AIM
In the entries below, find every line holding the string "using" and collect it.

========

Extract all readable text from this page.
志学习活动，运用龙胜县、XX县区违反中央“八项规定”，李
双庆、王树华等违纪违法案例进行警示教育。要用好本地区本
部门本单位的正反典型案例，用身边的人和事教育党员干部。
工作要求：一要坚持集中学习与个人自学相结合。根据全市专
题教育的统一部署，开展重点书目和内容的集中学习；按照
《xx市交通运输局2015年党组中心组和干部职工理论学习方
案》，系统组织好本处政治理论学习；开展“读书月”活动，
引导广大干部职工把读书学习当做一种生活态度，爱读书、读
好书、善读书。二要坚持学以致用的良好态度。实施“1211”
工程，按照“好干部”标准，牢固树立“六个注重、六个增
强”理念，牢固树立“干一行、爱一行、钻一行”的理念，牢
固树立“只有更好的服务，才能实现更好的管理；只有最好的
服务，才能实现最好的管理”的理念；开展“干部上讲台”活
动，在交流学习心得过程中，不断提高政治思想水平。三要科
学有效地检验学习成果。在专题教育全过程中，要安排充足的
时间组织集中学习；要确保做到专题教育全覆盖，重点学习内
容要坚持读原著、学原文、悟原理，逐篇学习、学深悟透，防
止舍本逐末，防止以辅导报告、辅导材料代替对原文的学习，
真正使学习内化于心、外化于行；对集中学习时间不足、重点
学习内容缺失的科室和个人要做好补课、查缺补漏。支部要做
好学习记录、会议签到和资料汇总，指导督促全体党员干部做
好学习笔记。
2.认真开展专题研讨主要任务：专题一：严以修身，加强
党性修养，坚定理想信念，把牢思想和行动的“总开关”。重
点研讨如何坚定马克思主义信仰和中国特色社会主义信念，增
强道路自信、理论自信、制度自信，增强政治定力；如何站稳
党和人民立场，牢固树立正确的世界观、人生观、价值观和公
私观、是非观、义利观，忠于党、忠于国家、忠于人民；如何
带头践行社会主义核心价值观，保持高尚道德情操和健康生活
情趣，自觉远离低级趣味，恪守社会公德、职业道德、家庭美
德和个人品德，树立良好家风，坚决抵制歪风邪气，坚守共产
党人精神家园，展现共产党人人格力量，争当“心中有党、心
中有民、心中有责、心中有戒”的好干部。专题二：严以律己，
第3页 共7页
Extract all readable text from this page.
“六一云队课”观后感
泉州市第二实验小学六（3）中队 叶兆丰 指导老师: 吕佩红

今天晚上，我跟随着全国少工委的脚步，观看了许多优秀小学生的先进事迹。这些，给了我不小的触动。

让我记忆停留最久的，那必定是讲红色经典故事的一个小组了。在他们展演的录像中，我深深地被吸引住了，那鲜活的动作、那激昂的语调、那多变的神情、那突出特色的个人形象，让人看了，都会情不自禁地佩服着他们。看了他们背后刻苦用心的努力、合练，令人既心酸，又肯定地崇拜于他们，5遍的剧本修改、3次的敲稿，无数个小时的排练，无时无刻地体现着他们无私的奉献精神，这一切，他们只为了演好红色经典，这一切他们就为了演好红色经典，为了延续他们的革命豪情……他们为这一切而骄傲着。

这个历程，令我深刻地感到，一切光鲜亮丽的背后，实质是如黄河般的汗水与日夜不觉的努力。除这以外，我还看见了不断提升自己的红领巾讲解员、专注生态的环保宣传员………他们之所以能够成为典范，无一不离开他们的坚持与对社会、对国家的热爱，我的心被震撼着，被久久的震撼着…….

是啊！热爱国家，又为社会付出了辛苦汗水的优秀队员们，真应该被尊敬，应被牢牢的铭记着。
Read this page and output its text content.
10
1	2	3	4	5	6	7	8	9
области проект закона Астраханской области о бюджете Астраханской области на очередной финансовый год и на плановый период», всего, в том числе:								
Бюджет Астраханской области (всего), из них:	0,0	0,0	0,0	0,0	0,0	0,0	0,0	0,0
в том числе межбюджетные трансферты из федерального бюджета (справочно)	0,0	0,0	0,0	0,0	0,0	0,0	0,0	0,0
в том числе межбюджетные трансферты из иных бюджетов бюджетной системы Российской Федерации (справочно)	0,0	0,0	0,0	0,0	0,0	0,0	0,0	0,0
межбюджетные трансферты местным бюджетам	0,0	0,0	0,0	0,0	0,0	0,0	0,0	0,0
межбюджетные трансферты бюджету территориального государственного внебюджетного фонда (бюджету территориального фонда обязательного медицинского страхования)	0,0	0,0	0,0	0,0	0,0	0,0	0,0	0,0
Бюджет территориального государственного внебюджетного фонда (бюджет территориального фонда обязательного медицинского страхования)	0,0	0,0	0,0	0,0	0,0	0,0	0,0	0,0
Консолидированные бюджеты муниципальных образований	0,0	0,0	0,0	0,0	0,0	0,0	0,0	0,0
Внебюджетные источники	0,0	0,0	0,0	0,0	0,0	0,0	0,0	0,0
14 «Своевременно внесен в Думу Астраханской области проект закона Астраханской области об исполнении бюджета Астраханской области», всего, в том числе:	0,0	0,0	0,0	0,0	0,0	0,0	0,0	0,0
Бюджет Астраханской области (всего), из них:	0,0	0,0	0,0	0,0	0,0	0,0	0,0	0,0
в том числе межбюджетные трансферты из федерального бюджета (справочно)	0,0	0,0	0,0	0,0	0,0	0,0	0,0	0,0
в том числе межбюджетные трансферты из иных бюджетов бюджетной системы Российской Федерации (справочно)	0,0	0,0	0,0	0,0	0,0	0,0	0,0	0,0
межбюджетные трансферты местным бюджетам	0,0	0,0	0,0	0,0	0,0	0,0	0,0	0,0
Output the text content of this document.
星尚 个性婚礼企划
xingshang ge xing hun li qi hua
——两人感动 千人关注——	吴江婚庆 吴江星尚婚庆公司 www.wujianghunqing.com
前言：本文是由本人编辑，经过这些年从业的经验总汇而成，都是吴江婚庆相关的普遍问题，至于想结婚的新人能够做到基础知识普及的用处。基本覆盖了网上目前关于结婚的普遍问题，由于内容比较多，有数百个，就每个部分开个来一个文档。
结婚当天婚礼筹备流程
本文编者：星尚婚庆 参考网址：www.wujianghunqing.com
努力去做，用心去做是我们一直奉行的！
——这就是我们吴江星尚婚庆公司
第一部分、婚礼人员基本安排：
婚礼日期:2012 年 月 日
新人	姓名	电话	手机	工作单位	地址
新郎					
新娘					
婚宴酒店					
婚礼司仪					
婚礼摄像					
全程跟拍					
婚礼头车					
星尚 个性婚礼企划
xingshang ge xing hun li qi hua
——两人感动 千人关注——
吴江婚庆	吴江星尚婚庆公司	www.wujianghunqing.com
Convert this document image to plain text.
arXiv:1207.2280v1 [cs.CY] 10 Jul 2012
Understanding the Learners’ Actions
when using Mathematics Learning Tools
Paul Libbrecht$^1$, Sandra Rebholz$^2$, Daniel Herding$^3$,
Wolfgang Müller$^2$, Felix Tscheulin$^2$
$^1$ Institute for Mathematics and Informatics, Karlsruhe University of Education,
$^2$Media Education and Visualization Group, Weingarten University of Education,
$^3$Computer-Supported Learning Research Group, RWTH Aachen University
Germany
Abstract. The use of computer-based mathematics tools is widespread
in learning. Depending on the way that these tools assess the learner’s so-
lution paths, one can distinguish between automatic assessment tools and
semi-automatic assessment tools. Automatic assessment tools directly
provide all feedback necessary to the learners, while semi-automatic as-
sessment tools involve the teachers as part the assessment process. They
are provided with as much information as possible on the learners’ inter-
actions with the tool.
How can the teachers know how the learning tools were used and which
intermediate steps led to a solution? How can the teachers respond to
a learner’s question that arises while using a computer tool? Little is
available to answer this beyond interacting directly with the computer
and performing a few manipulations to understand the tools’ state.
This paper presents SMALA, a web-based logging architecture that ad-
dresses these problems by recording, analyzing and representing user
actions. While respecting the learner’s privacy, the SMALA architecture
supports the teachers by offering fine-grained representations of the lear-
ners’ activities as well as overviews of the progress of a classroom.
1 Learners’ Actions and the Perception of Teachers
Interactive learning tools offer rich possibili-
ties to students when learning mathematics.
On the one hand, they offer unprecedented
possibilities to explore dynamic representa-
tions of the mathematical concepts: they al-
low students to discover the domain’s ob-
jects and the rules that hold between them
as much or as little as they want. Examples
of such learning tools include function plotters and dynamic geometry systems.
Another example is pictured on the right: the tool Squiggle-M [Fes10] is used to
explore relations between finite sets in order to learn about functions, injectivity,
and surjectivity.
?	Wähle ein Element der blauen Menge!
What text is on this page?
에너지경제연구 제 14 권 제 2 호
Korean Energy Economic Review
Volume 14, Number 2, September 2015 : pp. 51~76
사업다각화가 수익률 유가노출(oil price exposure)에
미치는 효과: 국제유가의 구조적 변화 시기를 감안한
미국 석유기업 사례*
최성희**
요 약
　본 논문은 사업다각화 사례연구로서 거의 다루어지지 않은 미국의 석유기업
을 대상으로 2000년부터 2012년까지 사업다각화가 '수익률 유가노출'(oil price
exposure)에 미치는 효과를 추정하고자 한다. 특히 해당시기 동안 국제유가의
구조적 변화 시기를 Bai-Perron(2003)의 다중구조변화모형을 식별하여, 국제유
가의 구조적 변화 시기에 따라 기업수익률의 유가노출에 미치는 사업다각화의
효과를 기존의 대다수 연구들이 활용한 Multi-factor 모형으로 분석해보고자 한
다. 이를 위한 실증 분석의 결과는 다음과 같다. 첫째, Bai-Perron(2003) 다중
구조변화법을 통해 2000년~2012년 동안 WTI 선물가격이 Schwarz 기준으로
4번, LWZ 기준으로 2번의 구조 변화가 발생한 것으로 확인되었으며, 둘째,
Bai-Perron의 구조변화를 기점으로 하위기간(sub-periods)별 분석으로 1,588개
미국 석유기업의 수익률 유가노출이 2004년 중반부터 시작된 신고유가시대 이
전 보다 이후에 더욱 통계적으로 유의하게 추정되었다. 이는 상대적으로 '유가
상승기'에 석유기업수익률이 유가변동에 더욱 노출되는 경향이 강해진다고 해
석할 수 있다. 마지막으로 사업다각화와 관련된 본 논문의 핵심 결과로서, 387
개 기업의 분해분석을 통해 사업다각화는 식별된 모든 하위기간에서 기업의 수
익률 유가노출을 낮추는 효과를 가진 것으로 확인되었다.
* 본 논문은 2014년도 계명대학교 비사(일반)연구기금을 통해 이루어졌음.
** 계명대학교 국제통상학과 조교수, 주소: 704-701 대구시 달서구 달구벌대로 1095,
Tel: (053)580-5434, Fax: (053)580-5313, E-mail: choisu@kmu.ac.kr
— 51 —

========

SOLUTION FOR THIS PROBLEM
when using Mathematics Learning Tools
a learner’s question that arises while using a computer tool? Little is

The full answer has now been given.